◆ **Written request**: Would you output the whole listing below, exactly as it reads?

◆ **Material for the task**:
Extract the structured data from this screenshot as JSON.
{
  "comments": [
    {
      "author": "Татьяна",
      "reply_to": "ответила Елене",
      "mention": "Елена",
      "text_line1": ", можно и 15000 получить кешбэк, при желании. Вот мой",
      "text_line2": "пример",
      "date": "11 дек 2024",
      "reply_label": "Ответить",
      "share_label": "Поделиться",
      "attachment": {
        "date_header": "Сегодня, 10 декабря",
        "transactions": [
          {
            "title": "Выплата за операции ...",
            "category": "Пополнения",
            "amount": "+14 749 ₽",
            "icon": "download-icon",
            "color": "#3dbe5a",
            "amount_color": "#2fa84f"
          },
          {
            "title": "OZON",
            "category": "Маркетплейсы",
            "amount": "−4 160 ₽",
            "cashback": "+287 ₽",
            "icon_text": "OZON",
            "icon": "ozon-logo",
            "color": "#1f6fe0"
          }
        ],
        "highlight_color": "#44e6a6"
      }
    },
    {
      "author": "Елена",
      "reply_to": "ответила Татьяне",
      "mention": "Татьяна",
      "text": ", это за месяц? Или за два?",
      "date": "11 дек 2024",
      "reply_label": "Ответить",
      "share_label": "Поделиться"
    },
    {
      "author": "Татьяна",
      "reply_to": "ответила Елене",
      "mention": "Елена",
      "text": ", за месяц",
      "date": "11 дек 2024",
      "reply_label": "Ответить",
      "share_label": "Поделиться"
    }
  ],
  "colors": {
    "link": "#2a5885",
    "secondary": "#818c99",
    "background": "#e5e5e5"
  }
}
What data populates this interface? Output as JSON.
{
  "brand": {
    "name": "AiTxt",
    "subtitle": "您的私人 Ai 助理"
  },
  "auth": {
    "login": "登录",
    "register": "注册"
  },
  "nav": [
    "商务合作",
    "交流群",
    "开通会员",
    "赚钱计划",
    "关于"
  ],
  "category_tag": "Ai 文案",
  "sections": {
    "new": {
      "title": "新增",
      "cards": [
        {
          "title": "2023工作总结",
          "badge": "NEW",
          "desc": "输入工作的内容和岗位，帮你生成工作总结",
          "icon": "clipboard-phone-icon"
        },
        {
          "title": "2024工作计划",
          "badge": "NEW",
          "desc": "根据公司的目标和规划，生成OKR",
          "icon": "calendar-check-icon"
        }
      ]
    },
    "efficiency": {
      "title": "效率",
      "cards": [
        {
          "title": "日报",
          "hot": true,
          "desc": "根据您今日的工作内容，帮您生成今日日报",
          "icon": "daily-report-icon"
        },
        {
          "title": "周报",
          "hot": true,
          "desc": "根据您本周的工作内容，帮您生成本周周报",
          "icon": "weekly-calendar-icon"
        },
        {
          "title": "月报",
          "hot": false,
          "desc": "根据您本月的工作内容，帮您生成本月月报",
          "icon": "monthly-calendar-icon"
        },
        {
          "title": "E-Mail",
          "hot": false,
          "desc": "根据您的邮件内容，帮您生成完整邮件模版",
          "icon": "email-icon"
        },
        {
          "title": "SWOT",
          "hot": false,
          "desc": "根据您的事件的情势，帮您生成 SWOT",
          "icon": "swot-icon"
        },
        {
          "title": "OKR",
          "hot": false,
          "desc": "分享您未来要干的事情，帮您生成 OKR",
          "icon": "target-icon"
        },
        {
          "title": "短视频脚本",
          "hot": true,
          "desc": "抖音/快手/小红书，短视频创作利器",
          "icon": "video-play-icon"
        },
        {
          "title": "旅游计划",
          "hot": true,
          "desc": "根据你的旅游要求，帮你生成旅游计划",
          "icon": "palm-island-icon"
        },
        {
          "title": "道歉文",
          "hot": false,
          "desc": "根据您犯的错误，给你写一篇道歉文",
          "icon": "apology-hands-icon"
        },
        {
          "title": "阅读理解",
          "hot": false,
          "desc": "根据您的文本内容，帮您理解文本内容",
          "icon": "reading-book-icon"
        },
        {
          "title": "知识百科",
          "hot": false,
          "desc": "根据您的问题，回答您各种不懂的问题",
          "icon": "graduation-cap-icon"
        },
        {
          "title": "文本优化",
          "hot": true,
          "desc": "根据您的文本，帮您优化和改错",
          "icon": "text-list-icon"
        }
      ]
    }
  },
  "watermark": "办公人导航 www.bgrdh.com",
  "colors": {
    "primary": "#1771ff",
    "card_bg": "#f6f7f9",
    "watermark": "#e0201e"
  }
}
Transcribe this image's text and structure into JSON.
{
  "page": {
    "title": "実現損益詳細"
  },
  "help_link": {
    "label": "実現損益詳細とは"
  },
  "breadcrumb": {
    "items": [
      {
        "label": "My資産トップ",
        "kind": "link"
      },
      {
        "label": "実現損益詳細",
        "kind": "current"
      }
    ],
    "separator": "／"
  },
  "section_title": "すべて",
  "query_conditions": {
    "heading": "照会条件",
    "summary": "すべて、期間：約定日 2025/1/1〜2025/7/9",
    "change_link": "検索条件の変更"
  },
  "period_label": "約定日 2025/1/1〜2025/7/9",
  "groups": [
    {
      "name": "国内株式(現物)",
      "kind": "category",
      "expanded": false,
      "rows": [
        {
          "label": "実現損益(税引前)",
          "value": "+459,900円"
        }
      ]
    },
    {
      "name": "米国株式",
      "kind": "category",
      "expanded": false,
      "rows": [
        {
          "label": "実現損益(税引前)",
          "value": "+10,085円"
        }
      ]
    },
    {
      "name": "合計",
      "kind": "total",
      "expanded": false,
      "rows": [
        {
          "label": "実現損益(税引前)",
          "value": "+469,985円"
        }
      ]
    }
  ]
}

◆ **Solution**:
Extract the structured data from this screenshot as JSON.
{
  "comments": [
    {
      "author": "Татьяна",
      "reply_to": "ответила Елене",
      "mention": "Елена",
      "text_line1": ", можно и 15000 получить кешбэк, при желании. Вот мой",
      "text_line2": "пример",
      "date": "11 дек 2024",
      "reply_label": "Ответить",
      "share_label": "Поделиться",
      "attachment": {
        "date_header": "Сегодня, 10 декабря",
        "transactions": [
          {
            "title": "Выплата за операции ...",
            "category": "Пополнения",
            "amount": "+14 749 ₽",
            "icon": "download-icon",
            "color": "#3dbe5a",
            "amount_color": "#2fa84f"
          },
          {
            "title": "OZON",
            "category": "Маркетплейсы",
            "amount": "−4 160 ₽",
            "cashback": "+287 ₽",
            "icon_text": "OZON",
            "icon": "ozon-logo",
            "color": "#1f6fe0"
          }
        ],
        "highlight_color": "#44e6a6"
      }
    },
    {
      "author": "Елена",
      "reply_to": "ответила Татьяне",
      "mention": "Татьяна",
      "text": ", это за месяц? Или за два?",
      "date": "11 дек 2024",
      "reply_label": "Ответить",
      "share_label": "Поделиться"
    },
    {
      "author": "Татьяна",
      "reply_to": "ответила Елене",
      "mention": "Елена",
      "text": ", за месяц",
      "date": "11 дек 2024",
      "reply_label": "Ответить",
      "share_label": "Поделиться"
    }
  ],
  "colors": {
    "link": "#2a5885",
    "secondary": "#818c99",
    "background": "#e5e5e5"
  }
}
What data populates this interface? Output as JSON.
{
  "brand": {
    "name": "AiTxt",
    "subtitle": "您的私人 Ai 助理"
  },
  "auth": {
    "login": "登录",
    "register": "注册"
  },
  "nav": [
    "商务合作",
    "交流群",
    "开通会员",
    "赚钱计划",
    "关于"
  ],
  "category_tag": "Ai 文案",
  "sections": {
    "new": {
      "title": "新增",
      "cards": [
        {
          "title": "2023工作总结",
          "badge": "NEW",
          "desc": "输入工作的内容和岗位，帮你生成工作总结",
          "icon": "clipboard-phone-icon"
        },
        {
          "title": "2024工作计划",
          "badge": "NEW",
          "desc": "根据公司的目标和规划，生成OKR",
          "icon": "calendar-check-icon"
        }
      ]
    },
    "efficiency": {
      "title": "效率",
      "cards": [
        {
          "title": "日报",
          "hot": true,
          "desc": "根据您今日的工作内容，帮您生成今日日报",
          "icon": "daily-report-icon"
        },
        {
          "title": "周报",
          "hot": true,
          "desc": "根据您本周的工作内容，帮您生成本周周报",
          "icon": "weekly-calendar-icon"
        },
        {
          "title": "月报",
          "hot": false,
          "desc": "根据您本月的工作内容，帮您生成本月月报",
          "icon": "monthly-calendar-icon"
        },
        {
          "title": "E-Mail",
          "hot": false,
          "desc": "根据您的邮件内容，帮您生成完整邮件模版",
          "icon": "email-icon"
        },
        {
          "title": "SWOT",
          "hot": false,
          "desc": "根据您的事件的情势，帮您生成 SWOT",
          "icon": "swot-icon"
        },
        {
          "title": "OKR",
          "hot": false,
          "desc": "分享您未来要干的事情，帮您生成 OKR",
          "icon": "target-icon"
        },
        {
          "title": "短视频脚本",
          "hot": true,
          "desc": "抖音/快手/小红书，短视频创作利器",
          "icon": "video-play-icon"
        },
        {
          "title": "旅游计划",
          "hot": true,
          "desc": "根据你的旅游要求，帮你生成旅游计划",
          "icon": "palm-island-icon"
        },
        {
          "title": "道歉文",
          "hot": false,
          "desc": "根据您犯的错误，给你写一篇道歉文",
          "icon": "apology-hands-icon"
        },
        {
          "title": "阅读理解",
          "hot": false,
          "desc": "根据您的文本内容，帮您理解文本内容",
          "icon": "reading-book-icon"
        },
        {
          "title": "知识百科",
          "hot": false,
          "desc": "根据您的问题，回答您各种不懂的问题",
          "icon": "graduation-cap-icon"
        },
        {
          "title": "文本优化",
          "hot": true,
          "desc": "根据您的文本，帮您优化和改错",
          "icon": "text-list-icon"
        }
      ]
    }
  },
  "watermark": "办公人导航 www.bgrdh.com",
  "colors": {
    "primary": "#1771ff",
    "card_bg": "#f6f7f9",
    "watermark": "#e0201e"
  }
}
Transcribe this image's text and structure into JSON.
{
  "page": {
    "title": "実現損益詳細"
  },
  "help_link": {
    "label": "実現損益詳細とは"
  },
  "breadcrumb": {
    "items": [
      {
        "label": "My資産トップ",
        "kind": "link"
      },
      {
        "label": "実現損益詳細",
        "kind": "current"
      }
    ],
    "separator": "／"
  },
  "section_title": "すべて",
  "query_conditions": {
    "heading": "照会条件",
    "summary": "すべて、期間：約定日 2025/1/1〜2025/7/9",
    "change_link": "検索条件の変更"
  },
  "period_label": "約定日 2025/1/1〜2025/7/9",
  "groups": [
    {
      "name": "国内株式(現物)",
      "kind": "category",
      "expanded": false,
      "rows": [
        {
          "label": "実現損益(税引前)",
          "value": "+459,900円"
        }
      ]
    },
    {
      "name": "米国株式",
      "kind": "category",
      "expanded": false,
      "rows": [
        {
          "label": "実現損益(税引前)",
          "value": "+10,085円"
        }
      ]
    },
    {
      "name": "合計",
      "kind": "total",
      "expanded": false,
      "rows": [
        {
          "label": "実現損益(税引前)",
          "value": "+469,985円"
        }
      ]
    }
  ]
}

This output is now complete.